- Excerpted records -
## Start
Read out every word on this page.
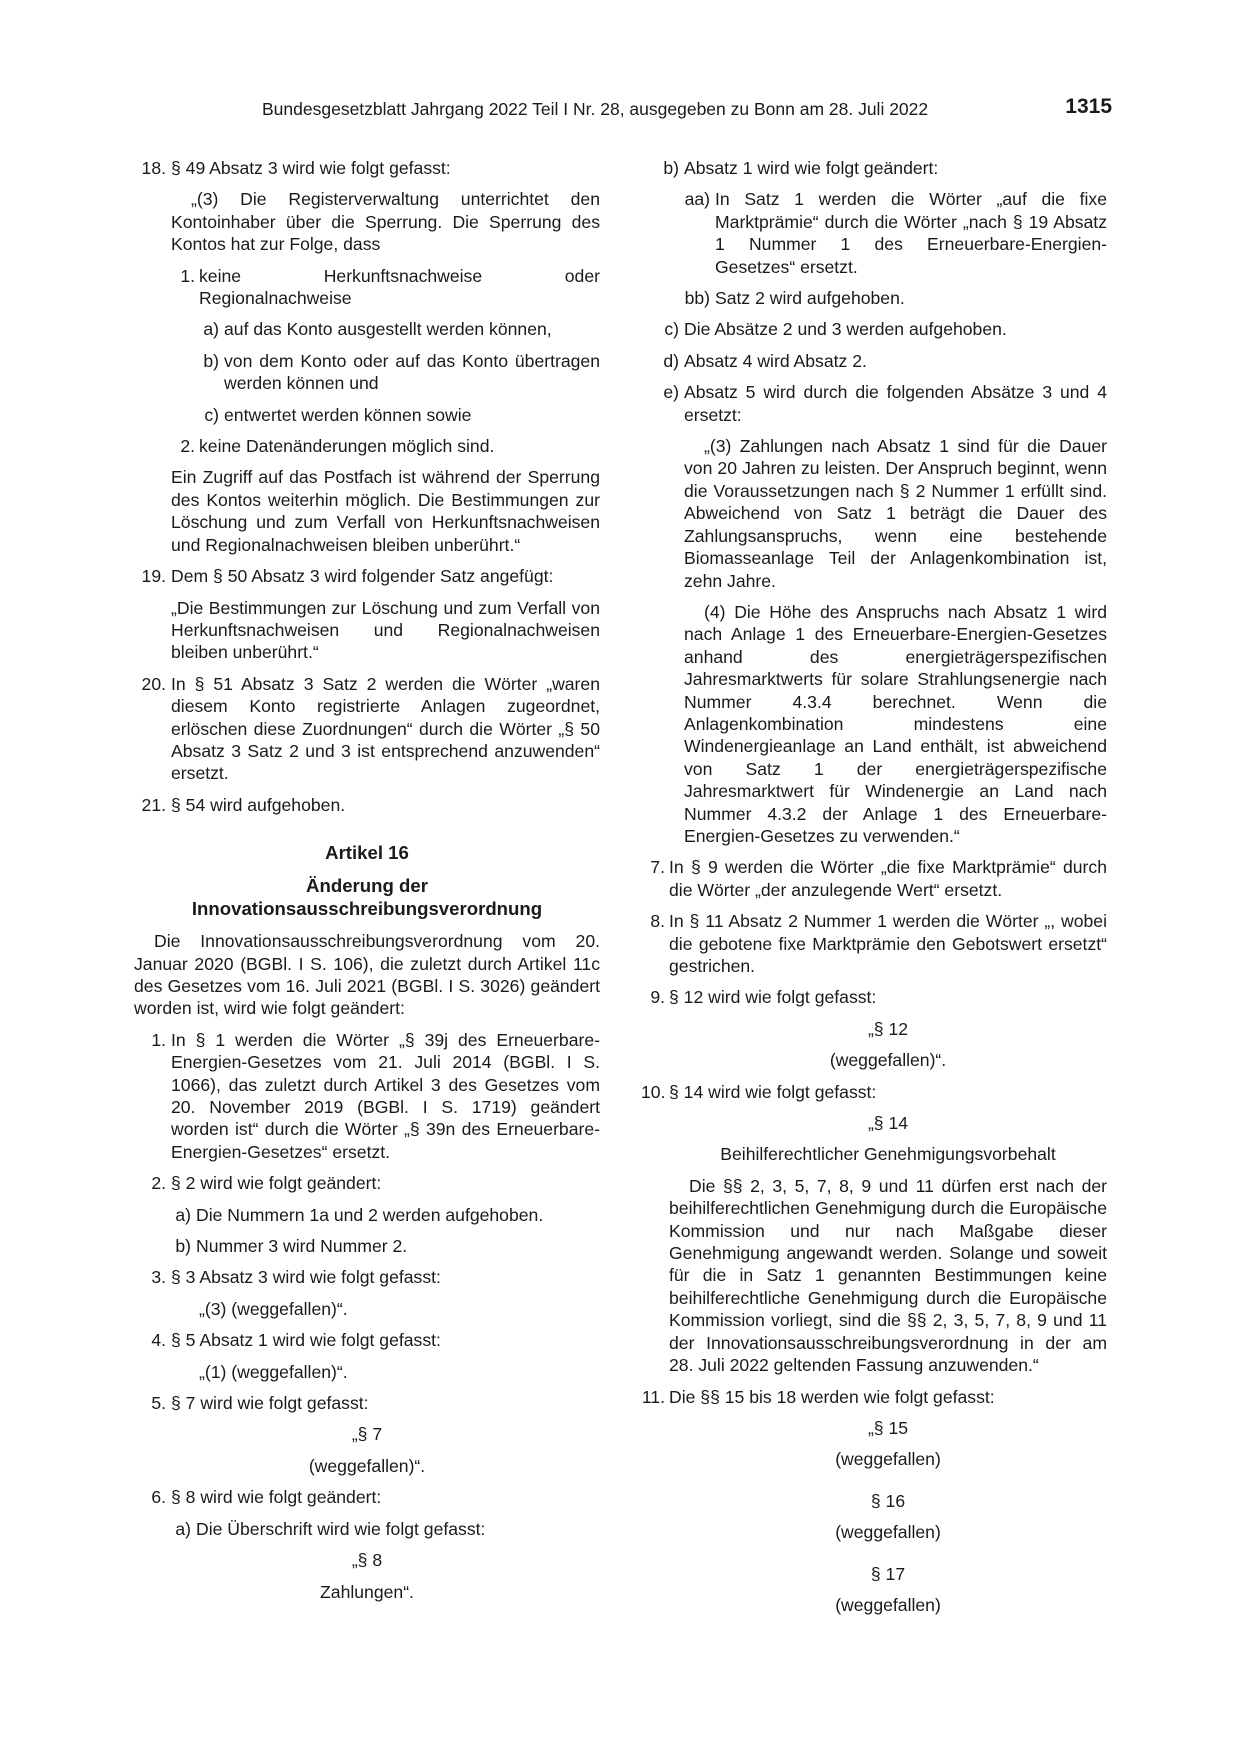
Bundesgesetzblatt Jahrgang 2022 Teil I Nr. 28, ausgegeben zu Bonn am 28. Juli 2022	1315
18. § 49 Absatz 3 wird wie folgt gefasst:

„(3) Die Registerverwaltung unterrichtet den Kontoinhaber über die Sperrung. Die Sperrung des Kontos hat zur Folge, dass

1. keine Herkunftsnachweise oder Regionalnachweise
a) auf das Konto ausgestellt werden können,
b) von dem Konto oder auf das Konto übertragen werden können und
c) entwertet werden können sowie
2. keine Datenänderungen möglich sind.

Ein Zugriff auf das Postfach ist während der Sperrung des Kontos weiterhin möglich. Die Bestimmungen zur Löschung und zum Verfall von Herkunftsnachweisen und Regionalnachweisen bleiben unberührt.“

19. Dem § 50 Absatz 3 wird folgender Satz angefügt:

„Die Bestimmungen zur Löschung und zum Verfall von Herkunftsnachweisen und Regionalnachweisen bleiben unberührt.“

20. In § 51 Absatz 3 Satz 2 werden die Wörter „waren diesem Konto registrierte Anlagen zugeordnet, erlöschen diese Zuordnungen“ durch die Wörter „§ 50 Absatz 3 Satz 2 und 3 ist entsprechend anzuwenden“ ersetzt.
21. § 54 wird aufgehoben.

Artikel 16

Änderung der

Innovationsausschreibungsverordnung

Die Innovationsausschreibungsverordnung vom 20. Januar 2020 (BGBl. I S. 106), die zuletzt durch Artikel 11c des Gesetzes vom 16. Juli 2021 (BGBl. I S. 3026) geändert worden ist, wird wie folgt geändert:

1. In § 1 werden die Wörter „§ 39j des Erneuerbare-Energien-Gesetzes vom 21. Juli 2014 (BGBl. I S. 1066), das zuletzt durch Artikel 3 des Gesetzes vom 20. November 2019 (BGBl. I S. 1719) geändert worden ist“ durch die Wörter „§ 39n des Erneuerbare-Energien-Gesetzes“ ersetzt.
2. § 2 wird wie folgt geändert:
a) Die Nummern 1a und 2 werden aufgehoben.
b) Nummer 3 wird Nummer 2.
3. § 3 Absatz 3 wird wie folgt gefasst:

„(3) (weggefallen)“.

4. § 5 Absatz 1 wird wie folgt gefasst:

„(1) (weggefallen)“.

5. § 7 wird wie folgt gefasst:

„§ 7

(weggefallen)“.

6. § 8 wird wie folgt geändert:
a) Die Überschrift wird wie folgt gefasst:

„§ 8

Zahlungen“.

b) Absatz 1 wird wie folgt geändert:
aa) In Satz 1 werden die Wörter „auf die fixe Marktprämie“ durch die Wörter „nach § 19 Absatz 1 Nummer 1 des Erneuerbare-Energien-Gesetzes“ ersetzt.
bb) Satz 2 wird aufgehoben.
c) Die Absätze 2 und 3 werden aufgehoben.
d) Absatz 4 wird Absatz 2.
e) Absatz 5 wird durch die folgenden Absätze 3 und 4 ersetzt:

„(3) Zahlungen nach Absatz 1 sind für die Dauer von 20 Jahren zu leisten. Der Anspruch beginnt, wenn die Voraussetzungen nach § 2 Nummer 1 erfüllt sind. Abweichend von Satz 1 beträgt die Dauer des Zahlungsanspruchs, wenn eine bestehende Biomasseanlage Teil der Anlagenkombination ist, zehn Jahre.

(4) Die Höhe des Anspruchs nach Absatz 1 wird nach Anlage 1 des Erneuerbare-Energien-Gesetzes anhand des energieträgerspezifischen Jahresmarktwerts für solare Strahlungsenergie nach Nummer 4.3.4 berechnet. Wenn die Anlagenkombination mindestens eine Windenergieanlage an Land enthält, ist abweichend von Satz 1 der energieträgerspezifische Jahresmarktwert für Windenergie an Land nach Nummer 4.3.2 der Anlage 1 des Erneuerbare-Energien-Gesetzes zu verwenden.“

7. In § 9 werden die Wörter „die fixe Marktprämie“ durch die Wörter „der anzulegende Wert“ ersetzt.
8. In § 11 Absatz 2 Nummer 1 werden die Wörter „, wobei die gebotene fixe Marktprämie den Gebotswert ersetzt“ gestrichen.
9. § 12 wird wie folgt gefasst:

„§ 12

(weggefallen)“.

10. § 14 wird wie folgt gefasst:

„§ 14

Beihilferechtlicher Genehmigungsvorbehalt

Die §§ 2, 3, 5, 7, 8, 9 und 11 dürfen erst nach der beihilferechtlichen Genehmigung durch die Europäische Kommission und nur nach Maßgabe dieser Genehmigung angewandt werden. Solange und soweit für die in Satz 1 genannten Bestimmungen keine beihilferechtliche Genehmigung durch die Europäische Kommission vorliegt, sind die §§ 2, 3, 5, 7, 8, 9 und 11 der Innovationsausschreibungsverordnung in der am 28. Juli 2022 geltenden Fassung anzuwenden.“

11. Die §§ 15 bis 18 werden wie folgt gefasst:

„§ 15

(weggefallen)

§ 16

(weggefallen)

§ 17

(weggefallen)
## End
- Goal -
Which lines contain the word "fixe"? Copy each of them.

- Finished task -
aa) In Satz 1 werden die Wörter „auf die fixe Marktprämie“ durch die Wörter „nach § 19 Absatz 1 Nummer 1 des Erneuerbare-Energien-Gesetzes“ ersetzt.
7. In § 9 werden die Wörter „die fixe Marktprämie“ durch die Wörter „der anzulegende Wert“ ersetzt.
8. In § 11 Absatz 2 Nummer 1 werden die Wörter „, wobei die gebotene fixe Marktprämie den Gebotswert ersetzt“ gestrichen.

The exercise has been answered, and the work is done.